Aim: Pull out all lines from the listing below in which the word "source" appears.

-- start --

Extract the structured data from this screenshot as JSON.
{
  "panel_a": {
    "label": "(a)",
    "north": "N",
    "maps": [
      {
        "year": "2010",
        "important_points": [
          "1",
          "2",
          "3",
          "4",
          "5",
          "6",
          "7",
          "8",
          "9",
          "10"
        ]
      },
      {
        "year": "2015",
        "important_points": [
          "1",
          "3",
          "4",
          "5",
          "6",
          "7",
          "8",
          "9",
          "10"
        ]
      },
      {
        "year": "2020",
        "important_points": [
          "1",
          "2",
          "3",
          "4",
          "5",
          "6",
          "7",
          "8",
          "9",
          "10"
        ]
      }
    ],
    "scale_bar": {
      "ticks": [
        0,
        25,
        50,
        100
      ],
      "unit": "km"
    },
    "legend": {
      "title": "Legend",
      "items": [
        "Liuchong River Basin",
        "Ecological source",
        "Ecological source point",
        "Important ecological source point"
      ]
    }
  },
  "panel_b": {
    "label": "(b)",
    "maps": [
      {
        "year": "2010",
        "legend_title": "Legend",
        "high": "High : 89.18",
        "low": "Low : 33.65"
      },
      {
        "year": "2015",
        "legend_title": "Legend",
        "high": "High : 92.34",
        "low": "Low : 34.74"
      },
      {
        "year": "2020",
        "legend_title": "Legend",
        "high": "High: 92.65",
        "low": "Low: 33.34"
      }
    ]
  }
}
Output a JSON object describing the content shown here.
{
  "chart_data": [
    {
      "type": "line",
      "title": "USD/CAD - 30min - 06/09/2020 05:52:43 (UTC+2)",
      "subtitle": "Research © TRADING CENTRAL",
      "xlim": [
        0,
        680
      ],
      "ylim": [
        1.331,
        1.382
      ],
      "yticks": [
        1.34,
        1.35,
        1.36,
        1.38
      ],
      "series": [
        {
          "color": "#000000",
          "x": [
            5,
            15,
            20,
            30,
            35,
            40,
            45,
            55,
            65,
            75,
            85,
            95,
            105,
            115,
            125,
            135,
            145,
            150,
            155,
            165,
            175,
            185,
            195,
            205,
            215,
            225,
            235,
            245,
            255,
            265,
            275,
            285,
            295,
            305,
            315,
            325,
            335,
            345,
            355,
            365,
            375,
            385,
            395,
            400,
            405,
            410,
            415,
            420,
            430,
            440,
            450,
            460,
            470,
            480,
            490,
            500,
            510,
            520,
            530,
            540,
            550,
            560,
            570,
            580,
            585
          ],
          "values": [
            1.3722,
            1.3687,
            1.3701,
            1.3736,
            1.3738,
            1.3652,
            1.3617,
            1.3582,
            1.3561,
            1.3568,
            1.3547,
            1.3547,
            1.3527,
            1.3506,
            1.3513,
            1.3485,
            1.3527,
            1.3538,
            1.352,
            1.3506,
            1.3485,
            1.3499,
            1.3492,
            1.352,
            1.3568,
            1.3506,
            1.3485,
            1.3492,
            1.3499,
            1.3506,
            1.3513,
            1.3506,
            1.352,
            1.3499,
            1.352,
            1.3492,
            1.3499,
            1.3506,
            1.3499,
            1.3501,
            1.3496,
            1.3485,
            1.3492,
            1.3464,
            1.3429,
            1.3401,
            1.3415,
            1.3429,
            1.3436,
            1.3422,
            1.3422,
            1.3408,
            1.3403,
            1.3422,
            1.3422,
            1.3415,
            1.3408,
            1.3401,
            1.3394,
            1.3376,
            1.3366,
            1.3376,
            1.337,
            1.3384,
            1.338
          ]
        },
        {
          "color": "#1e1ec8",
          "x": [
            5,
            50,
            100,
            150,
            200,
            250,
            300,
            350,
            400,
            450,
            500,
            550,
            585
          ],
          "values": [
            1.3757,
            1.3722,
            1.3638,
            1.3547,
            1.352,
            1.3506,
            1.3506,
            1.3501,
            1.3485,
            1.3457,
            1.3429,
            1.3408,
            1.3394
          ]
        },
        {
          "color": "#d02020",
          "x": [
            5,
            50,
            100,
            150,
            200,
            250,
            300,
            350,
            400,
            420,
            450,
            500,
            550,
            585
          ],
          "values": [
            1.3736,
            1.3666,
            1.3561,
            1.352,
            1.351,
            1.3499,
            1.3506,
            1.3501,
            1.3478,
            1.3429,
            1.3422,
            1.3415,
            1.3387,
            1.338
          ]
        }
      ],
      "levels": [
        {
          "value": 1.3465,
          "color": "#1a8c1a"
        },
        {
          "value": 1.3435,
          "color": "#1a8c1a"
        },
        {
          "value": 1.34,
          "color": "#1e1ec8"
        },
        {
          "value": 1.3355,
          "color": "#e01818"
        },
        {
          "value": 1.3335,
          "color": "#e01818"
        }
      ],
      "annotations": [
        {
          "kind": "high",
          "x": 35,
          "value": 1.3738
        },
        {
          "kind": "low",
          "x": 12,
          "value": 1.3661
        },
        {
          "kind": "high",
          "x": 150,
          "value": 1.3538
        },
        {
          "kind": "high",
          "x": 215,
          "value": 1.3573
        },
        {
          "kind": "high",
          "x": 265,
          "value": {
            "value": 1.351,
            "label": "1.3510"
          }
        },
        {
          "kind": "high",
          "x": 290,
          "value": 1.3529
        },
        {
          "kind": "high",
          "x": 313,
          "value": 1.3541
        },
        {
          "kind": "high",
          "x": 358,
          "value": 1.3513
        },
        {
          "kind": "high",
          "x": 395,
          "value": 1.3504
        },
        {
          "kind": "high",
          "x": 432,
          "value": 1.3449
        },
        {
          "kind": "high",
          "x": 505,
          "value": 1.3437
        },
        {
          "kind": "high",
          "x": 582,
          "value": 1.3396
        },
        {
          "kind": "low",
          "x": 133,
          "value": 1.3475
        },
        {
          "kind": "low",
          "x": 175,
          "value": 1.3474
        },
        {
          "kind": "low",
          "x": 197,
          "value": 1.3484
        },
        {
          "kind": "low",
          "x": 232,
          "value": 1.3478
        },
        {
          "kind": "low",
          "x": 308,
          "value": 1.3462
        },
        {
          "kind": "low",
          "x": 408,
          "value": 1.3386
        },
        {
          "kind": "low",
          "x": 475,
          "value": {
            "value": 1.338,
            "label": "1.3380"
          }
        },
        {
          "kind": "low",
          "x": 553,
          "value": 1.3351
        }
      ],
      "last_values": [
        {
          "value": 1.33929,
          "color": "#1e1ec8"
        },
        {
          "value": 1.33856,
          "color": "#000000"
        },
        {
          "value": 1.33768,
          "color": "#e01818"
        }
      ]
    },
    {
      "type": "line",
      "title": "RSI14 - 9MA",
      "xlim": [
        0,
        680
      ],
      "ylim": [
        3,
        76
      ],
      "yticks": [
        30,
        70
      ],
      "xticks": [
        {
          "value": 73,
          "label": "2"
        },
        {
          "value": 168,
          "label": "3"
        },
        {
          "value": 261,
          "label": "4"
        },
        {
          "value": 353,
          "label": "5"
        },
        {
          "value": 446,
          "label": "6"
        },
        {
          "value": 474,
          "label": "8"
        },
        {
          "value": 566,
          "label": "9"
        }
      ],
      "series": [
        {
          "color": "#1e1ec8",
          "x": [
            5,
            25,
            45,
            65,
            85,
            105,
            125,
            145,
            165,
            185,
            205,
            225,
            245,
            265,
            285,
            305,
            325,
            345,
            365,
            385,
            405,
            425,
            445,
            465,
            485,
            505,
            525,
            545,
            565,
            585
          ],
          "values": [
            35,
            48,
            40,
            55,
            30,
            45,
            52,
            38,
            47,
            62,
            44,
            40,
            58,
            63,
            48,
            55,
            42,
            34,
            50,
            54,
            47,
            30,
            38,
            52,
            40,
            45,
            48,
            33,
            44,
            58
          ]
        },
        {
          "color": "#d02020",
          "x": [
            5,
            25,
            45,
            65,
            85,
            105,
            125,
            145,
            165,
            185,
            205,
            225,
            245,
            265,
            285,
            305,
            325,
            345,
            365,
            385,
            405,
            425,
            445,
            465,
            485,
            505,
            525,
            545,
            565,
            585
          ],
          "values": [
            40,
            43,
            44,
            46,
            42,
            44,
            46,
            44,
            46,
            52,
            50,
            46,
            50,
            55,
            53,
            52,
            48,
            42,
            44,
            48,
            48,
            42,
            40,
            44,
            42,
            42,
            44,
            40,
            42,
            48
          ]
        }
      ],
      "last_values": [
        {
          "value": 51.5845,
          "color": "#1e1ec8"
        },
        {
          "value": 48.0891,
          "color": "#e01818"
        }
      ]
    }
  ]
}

-- end --

Solution:
        "Ecological source",
        "Ecological source point",
        "Important ecological source point"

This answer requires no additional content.